**Problem**. Your answer should be one number: how many lines of the data include the string "name"?

* * * * * * *

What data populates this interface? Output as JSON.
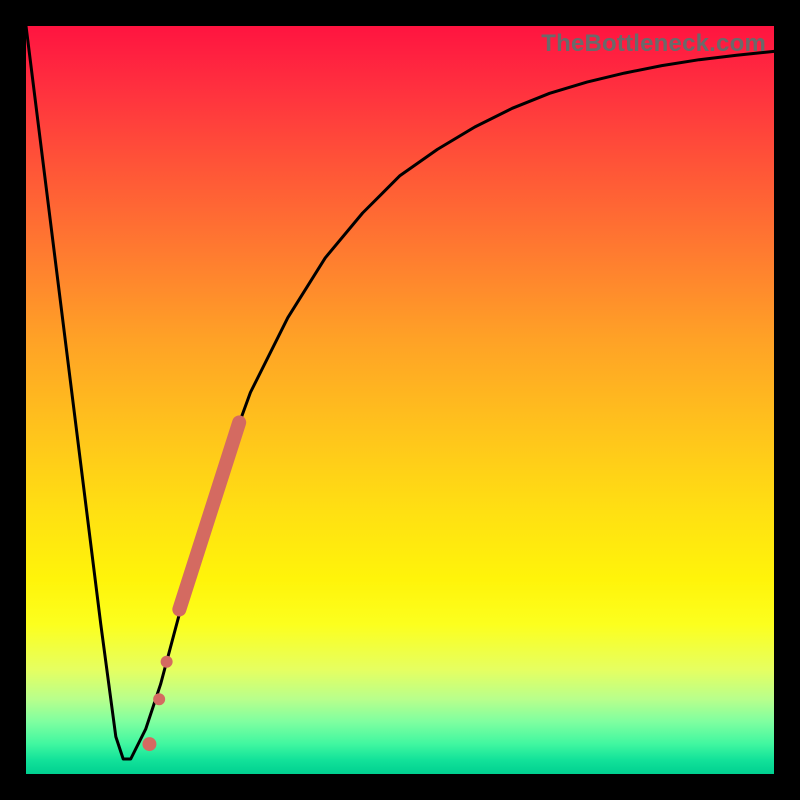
{
  "watermark": "TheBottleneck.com",
  "colors": {
    "frame": "#000000",
    "curve": "#000000",
    "marker": "#d46a61"
  },
  "chart_data": {
    "type": "line",
    "title": "",
    "xlabel": "",
    "ylabel": "",
    "xlim": [
      0,
      100
    ],
    "ylim": [
      0,
      100
    ],
    "grid": false,
    "series": [
      {
        "name": "bottleneck-curve",
        "x": [
          0,
          5,
          10,
          12,
          13,
          14,
          16,
          18,
          22,
          26,
          30,
          35,
          40,
          45,
          50,
          55,
          60,
          65,
          70,
          75,
          80,
          85,
          90,
          95,
          100
        ],
        "y": [
          100,
          60,
          20,
          5,
          2,
          2,
          6,
          12,
          27,
          40,
          51,
          61,
          69,
          75,
          80,
          83.5,
          86.5,
          89,
          91,
          92.5,
          93.7,
          94.7,
          95.5,
          96.1,
          96.6
        ]
      }
    ],
    "markers": {
      "name": "highlight-points",
      "color": "#d46a61",
      "segment": {
        "x1": 20.5,
        "y1": 22,
        "x2": 28.5,
        "y2": 47,
        "width": 14
      },
      "dots": [
        {
          "x": 18.8,
          "y": 15,
          "r": 6
        },
        {
          "x": 17.8,
          "y": 10,
          "r": 6
        },
        {
          "x": 16.5,
          "y": 4,
          "r": 7
        }
      ]
    }
  }
}
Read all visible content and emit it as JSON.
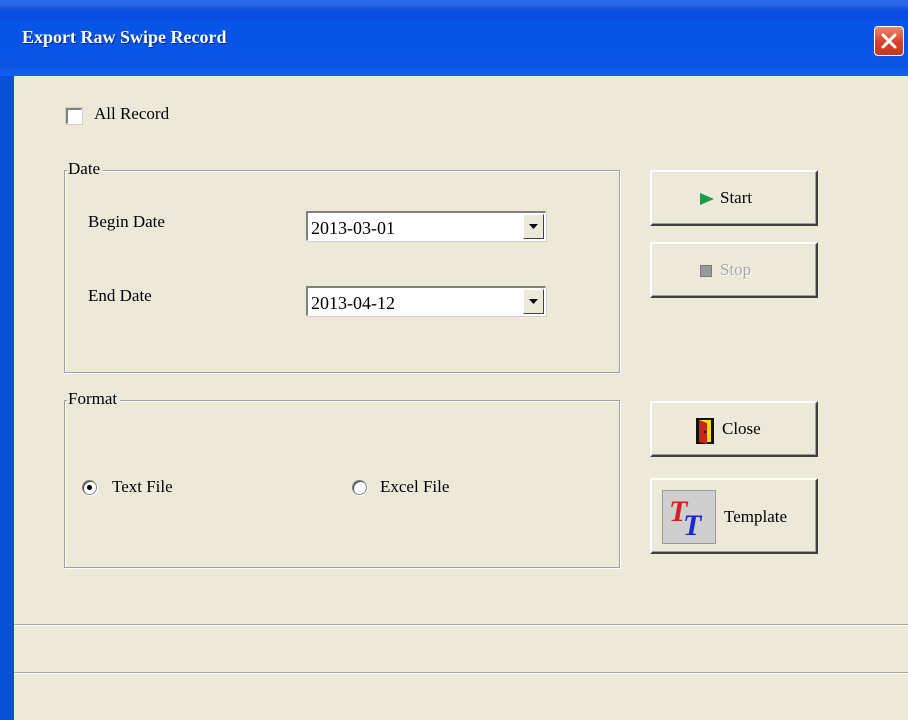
{
  "window": {
    "title": "Export Raw Swipe Record"
  },
  "options": {
    "all_record_label": "All Record",
    "all_record_checked": false
  },
  "date_group": {
    "label": "Date",
    "begin_label": "Begin Date",
    "begin_value": "2013-03-01",
    "end_label": "End Date",
    "end_value": "2013-04-12"
  },
  "format_group": {
    "label": "Format",
    "text_file_label": "Text File",
    "excel_file_label": "Excel File",
    "selected": "Text File"
  },
  "buttons": {
    "start_label": "Start",
    "stop_label": "Stop",
    "close_label": "Close",
    "template_label": "Template"
  },
  "icons": {
    "start": "play-icon",
    "stop": "stop-icon",
    "close": "door-icon",
    "template": "tt-font-icon",
    "title_close": "close-icon"
  },
  "colors": {
    "titlebar": "#0a55e6",
    "face": "#ece9d8",
    "play": "#1e9a4e",
    "close_btn": "#d5422a"
  }
}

* * * * * * *

**Answer in full**. 2